__Dataset__

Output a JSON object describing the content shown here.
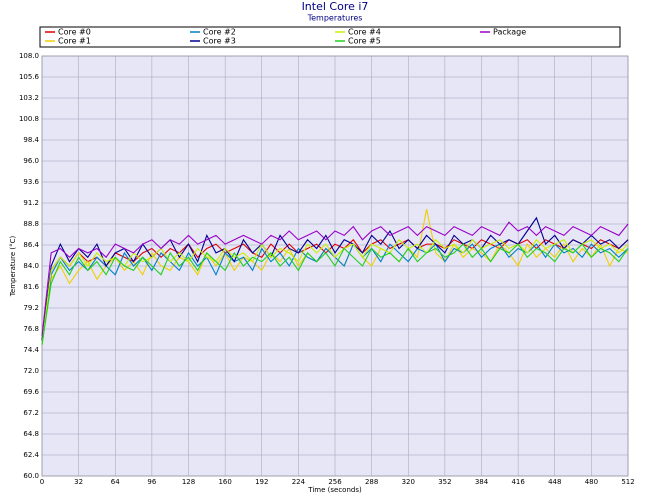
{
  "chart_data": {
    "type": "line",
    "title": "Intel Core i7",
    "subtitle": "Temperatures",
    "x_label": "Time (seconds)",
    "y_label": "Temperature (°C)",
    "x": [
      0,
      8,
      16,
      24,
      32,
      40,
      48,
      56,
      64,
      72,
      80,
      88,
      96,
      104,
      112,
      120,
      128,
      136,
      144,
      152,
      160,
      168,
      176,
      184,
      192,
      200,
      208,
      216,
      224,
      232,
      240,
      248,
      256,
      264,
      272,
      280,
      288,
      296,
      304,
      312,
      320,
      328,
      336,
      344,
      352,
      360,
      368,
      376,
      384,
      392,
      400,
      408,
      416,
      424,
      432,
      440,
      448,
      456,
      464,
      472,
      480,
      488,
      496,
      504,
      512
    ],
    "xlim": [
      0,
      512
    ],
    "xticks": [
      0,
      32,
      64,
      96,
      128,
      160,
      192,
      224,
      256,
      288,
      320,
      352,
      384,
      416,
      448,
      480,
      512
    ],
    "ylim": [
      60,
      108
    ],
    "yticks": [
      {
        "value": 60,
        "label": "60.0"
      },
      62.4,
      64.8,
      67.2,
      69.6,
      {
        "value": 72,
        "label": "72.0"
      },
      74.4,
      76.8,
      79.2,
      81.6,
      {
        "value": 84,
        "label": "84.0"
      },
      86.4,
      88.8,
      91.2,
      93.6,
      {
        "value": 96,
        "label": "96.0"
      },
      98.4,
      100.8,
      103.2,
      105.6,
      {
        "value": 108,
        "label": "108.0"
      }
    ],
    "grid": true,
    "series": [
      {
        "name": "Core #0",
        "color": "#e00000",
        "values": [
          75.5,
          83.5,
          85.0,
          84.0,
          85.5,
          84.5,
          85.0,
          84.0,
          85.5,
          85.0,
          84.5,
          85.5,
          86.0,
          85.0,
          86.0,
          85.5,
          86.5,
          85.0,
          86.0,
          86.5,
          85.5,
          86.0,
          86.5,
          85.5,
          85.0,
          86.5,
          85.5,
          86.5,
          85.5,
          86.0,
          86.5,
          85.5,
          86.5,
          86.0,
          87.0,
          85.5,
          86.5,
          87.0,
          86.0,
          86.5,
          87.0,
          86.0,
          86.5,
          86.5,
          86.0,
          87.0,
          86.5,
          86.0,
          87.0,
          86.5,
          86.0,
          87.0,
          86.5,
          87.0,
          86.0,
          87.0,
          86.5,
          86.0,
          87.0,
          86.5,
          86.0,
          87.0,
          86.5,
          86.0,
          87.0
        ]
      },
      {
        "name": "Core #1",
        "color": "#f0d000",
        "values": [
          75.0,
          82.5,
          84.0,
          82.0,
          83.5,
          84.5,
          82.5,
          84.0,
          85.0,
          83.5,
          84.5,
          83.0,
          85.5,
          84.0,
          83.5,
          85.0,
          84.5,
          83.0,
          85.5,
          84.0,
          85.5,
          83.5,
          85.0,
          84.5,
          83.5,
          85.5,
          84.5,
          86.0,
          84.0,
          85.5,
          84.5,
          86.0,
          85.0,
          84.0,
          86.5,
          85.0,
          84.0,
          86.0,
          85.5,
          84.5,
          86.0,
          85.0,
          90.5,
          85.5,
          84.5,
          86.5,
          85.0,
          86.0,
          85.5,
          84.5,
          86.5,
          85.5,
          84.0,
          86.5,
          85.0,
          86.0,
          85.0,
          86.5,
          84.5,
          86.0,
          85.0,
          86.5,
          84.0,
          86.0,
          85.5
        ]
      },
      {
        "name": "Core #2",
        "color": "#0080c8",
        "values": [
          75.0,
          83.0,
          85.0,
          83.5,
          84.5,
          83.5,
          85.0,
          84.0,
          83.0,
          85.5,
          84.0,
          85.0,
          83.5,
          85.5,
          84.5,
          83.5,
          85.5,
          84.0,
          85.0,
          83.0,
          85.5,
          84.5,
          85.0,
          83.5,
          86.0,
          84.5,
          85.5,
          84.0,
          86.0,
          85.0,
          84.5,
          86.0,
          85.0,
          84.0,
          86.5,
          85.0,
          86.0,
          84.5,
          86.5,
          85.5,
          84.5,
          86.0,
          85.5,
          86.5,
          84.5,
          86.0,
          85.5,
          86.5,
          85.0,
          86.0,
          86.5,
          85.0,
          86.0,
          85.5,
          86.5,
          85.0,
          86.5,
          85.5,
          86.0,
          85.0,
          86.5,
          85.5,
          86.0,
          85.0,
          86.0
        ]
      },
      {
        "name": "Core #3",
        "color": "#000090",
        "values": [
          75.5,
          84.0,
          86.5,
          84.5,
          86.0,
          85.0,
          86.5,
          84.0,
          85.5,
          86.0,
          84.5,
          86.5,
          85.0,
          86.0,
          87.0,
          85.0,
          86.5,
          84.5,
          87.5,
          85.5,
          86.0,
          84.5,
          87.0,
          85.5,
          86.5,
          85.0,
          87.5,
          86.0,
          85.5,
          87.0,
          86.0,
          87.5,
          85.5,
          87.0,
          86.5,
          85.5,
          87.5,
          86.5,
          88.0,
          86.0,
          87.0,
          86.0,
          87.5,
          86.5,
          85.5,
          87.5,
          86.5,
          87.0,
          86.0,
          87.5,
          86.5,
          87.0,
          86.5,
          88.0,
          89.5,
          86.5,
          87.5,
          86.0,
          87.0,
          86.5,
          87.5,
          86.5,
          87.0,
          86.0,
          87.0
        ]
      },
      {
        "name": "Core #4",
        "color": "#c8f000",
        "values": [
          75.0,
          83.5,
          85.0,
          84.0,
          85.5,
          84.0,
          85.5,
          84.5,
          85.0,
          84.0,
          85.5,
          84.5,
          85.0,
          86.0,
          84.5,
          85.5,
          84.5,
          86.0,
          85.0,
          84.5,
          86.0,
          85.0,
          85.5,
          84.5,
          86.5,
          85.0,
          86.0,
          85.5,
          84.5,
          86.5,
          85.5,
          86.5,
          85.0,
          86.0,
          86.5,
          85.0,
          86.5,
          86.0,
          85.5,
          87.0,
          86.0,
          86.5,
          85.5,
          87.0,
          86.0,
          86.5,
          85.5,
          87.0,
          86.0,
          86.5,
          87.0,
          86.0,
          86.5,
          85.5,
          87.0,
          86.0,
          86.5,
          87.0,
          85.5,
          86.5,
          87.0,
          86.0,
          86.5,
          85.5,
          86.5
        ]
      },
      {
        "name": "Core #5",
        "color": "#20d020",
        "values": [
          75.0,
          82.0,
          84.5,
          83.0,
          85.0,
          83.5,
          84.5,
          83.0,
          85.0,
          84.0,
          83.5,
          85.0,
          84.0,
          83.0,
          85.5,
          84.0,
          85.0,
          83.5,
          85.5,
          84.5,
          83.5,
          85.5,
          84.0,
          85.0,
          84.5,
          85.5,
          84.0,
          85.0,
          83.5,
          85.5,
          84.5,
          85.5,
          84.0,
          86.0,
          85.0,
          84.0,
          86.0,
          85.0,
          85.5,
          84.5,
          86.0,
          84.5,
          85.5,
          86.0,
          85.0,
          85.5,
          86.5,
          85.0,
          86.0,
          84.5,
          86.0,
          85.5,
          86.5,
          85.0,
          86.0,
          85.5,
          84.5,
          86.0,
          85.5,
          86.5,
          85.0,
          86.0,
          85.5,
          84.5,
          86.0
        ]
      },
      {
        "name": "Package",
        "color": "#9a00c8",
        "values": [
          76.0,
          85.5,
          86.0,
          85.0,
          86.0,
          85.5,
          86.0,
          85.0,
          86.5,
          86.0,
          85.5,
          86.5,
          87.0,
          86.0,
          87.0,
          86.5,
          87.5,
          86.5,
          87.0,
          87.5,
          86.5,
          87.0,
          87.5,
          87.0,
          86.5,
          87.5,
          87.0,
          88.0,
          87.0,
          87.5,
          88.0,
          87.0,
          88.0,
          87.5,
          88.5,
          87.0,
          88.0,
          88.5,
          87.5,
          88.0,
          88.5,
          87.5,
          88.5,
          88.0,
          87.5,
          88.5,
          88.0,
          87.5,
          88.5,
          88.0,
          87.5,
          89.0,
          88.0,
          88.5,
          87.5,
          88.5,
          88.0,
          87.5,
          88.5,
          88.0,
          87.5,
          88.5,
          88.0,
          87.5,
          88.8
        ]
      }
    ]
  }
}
==
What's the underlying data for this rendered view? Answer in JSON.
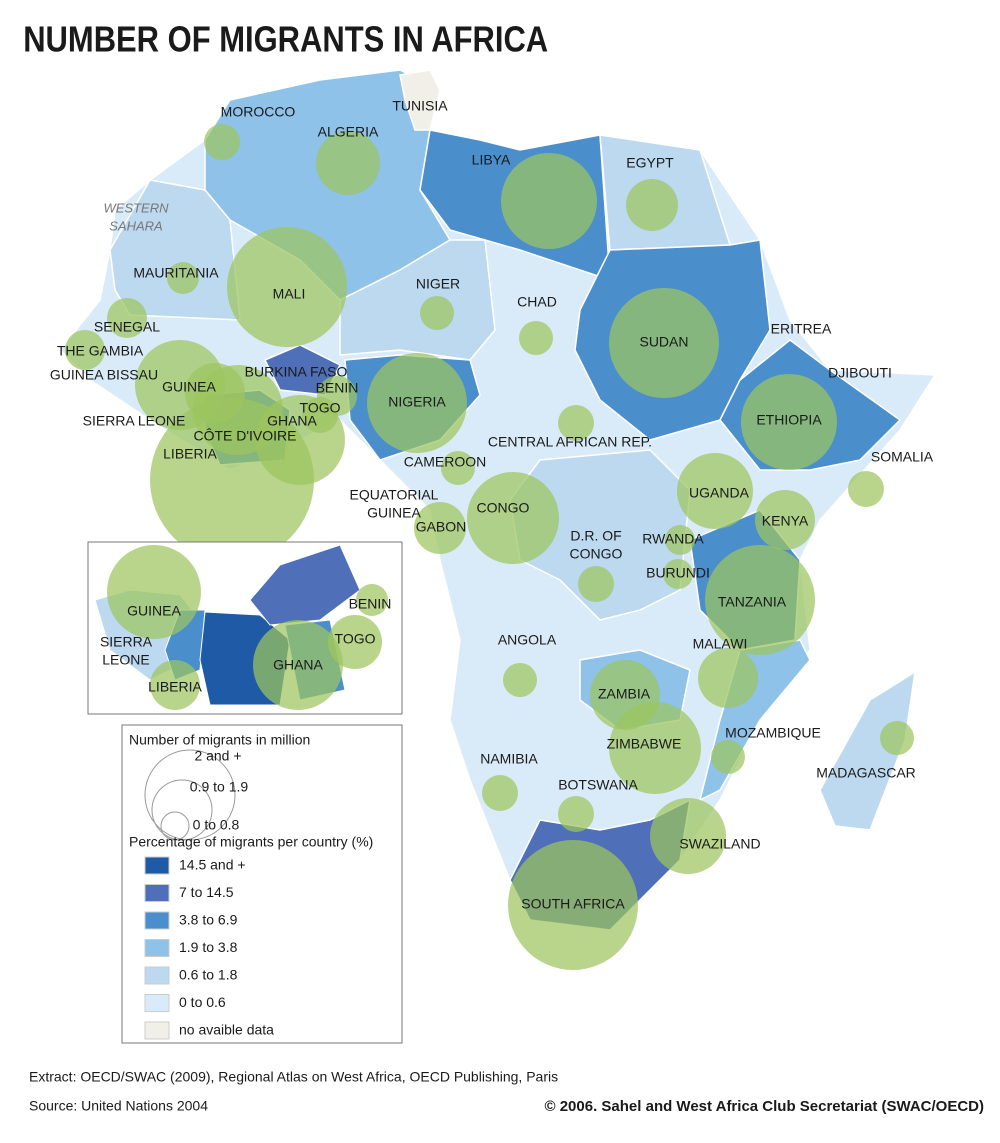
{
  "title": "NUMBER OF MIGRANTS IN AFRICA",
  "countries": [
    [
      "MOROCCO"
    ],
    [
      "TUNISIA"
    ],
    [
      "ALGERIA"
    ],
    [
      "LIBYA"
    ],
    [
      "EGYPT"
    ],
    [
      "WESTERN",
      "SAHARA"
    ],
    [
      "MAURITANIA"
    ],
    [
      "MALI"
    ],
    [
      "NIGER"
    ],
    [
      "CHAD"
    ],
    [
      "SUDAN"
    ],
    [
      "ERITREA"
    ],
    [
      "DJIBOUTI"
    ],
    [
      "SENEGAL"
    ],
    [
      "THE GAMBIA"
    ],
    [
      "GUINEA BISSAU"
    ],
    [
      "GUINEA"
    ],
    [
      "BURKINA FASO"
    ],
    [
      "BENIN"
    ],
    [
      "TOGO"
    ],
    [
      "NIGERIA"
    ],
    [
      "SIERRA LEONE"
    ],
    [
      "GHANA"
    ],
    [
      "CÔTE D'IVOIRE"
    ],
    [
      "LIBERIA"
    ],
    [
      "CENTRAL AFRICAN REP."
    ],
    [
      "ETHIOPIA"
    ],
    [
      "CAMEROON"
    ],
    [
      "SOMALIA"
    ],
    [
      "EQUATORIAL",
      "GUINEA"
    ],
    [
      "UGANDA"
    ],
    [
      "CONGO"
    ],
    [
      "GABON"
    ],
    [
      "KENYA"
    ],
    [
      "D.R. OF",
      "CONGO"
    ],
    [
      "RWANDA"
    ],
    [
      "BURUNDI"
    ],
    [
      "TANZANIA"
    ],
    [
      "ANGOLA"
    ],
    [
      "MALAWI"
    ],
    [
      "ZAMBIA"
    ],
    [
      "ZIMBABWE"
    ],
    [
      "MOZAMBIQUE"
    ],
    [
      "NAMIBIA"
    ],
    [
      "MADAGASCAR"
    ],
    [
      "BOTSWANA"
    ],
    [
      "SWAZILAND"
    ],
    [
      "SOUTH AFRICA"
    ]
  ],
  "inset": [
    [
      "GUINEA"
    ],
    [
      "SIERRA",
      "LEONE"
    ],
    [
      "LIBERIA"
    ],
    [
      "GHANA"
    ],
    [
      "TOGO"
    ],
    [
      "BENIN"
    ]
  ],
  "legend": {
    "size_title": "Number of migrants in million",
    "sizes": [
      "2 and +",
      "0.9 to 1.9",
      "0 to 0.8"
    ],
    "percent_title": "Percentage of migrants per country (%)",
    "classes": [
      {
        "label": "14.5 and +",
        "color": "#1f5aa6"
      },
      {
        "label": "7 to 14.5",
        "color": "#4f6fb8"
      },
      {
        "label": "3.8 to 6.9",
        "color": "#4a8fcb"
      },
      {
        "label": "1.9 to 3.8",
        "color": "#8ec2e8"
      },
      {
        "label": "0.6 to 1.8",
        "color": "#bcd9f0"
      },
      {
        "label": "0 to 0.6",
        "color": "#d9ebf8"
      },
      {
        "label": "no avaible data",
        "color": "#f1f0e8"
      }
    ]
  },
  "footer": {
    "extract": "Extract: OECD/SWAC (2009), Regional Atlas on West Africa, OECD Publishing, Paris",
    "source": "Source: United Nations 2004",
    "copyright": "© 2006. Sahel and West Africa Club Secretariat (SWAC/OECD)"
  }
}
---
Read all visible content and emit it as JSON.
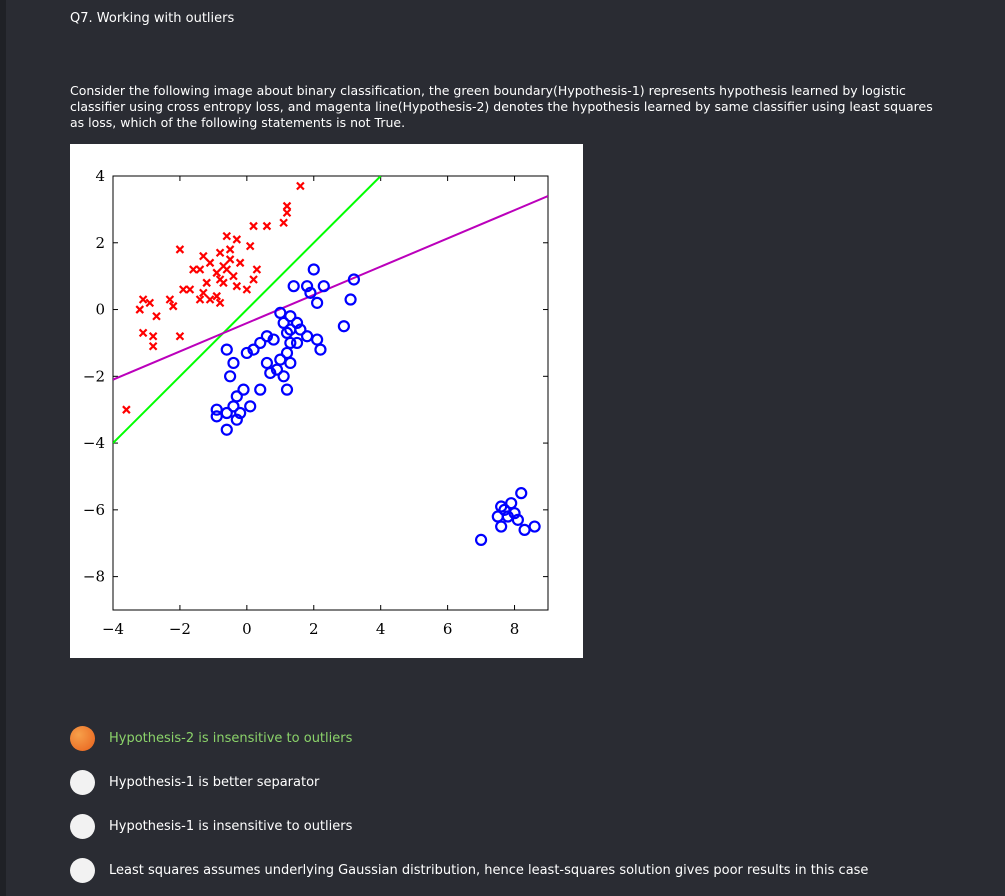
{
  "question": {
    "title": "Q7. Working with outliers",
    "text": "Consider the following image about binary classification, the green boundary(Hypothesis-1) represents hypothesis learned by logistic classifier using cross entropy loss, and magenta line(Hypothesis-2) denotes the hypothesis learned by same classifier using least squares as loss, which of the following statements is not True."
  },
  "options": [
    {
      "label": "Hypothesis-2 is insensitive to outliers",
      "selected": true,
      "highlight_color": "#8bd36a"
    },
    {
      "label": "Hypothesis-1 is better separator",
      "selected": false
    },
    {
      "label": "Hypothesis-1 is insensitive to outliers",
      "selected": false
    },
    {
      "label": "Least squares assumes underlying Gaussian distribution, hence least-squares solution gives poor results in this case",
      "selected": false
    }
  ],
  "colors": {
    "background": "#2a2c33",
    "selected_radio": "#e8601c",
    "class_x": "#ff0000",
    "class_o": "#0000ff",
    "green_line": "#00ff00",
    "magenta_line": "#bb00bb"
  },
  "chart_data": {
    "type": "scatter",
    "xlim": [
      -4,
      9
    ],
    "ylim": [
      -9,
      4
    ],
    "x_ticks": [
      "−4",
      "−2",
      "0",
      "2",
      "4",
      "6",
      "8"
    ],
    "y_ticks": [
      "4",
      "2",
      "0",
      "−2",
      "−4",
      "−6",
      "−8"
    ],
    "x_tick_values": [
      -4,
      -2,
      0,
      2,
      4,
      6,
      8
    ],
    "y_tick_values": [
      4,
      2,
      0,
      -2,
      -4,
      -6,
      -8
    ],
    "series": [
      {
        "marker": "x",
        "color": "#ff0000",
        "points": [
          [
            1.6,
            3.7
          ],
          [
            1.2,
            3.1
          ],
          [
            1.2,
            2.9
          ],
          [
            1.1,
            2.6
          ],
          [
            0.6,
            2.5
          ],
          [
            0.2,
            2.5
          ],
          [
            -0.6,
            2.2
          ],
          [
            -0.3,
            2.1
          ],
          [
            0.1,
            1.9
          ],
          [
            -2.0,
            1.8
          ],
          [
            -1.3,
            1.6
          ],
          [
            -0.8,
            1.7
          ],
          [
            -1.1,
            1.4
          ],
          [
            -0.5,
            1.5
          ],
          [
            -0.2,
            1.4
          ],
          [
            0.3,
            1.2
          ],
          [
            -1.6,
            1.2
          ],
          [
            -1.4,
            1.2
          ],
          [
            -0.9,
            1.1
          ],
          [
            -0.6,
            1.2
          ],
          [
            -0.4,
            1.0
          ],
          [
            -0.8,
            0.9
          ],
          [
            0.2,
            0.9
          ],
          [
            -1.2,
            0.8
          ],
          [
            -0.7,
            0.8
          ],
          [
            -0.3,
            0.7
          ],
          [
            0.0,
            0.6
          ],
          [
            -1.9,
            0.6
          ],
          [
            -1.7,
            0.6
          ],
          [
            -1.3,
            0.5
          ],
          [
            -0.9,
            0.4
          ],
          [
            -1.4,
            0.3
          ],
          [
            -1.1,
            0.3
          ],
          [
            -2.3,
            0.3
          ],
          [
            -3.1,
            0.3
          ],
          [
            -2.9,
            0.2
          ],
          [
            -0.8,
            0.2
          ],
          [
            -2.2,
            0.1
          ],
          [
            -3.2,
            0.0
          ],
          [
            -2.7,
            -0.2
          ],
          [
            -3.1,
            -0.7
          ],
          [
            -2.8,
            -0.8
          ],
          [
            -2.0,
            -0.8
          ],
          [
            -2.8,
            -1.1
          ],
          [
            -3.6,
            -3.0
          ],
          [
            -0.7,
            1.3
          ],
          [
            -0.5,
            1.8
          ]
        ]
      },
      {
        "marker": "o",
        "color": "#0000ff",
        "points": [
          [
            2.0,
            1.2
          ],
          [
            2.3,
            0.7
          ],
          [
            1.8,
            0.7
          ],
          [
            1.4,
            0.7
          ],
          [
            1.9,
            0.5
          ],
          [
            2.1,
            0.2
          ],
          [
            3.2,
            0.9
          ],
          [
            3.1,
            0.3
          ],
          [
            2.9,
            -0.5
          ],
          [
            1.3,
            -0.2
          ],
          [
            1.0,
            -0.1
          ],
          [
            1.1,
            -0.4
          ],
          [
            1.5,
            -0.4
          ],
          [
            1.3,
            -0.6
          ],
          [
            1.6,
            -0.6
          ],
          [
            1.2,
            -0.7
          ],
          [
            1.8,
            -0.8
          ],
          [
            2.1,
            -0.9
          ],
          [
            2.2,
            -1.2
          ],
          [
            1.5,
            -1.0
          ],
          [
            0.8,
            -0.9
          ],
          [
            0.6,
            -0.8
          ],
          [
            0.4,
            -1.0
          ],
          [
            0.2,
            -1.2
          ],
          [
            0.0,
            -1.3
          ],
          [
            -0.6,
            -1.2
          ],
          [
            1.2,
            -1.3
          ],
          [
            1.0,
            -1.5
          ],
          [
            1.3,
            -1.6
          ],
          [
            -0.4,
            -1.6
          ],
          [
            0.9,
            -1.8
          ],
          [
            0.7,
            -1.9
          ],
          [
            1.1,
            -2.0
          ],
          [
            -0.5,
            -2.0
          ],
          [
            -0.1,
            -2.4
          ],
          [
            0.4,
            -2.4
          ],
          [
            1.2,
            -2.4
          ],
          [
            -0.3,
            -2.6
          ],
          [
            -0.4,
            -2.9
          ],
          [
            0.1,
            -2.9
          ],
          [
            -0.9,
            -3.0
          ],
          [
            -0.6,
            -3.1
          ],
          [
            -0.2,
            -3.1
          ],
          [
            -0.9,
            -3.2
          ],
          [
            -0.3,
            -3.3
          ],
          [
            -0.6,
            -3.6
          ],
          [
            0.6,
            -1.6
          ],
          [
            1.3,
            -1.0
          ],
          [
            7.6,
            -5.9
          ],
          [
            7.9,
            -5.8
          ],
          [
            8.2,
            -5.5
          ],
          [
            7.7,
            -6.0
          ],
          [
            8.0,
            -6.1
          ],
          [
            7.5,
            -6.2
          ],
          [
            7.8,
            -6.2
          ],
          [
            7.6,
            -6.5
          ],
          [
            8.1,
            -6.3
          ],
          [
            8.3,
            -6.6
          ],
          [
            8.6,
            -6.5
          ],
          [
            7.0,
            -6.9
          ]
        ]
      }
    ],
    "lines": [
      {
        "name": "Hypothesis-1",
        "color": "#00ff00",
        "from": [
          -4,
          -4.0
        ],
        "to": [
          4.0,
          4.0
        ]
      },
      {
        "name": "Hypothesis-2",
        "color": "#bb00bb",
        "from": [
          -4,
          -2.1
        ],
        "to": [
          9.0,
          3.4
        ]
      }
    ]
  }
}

__The problem__
Check every line of the listing for the string "outliers" and report how many lines have it, as a number alone.

__Answer below__
3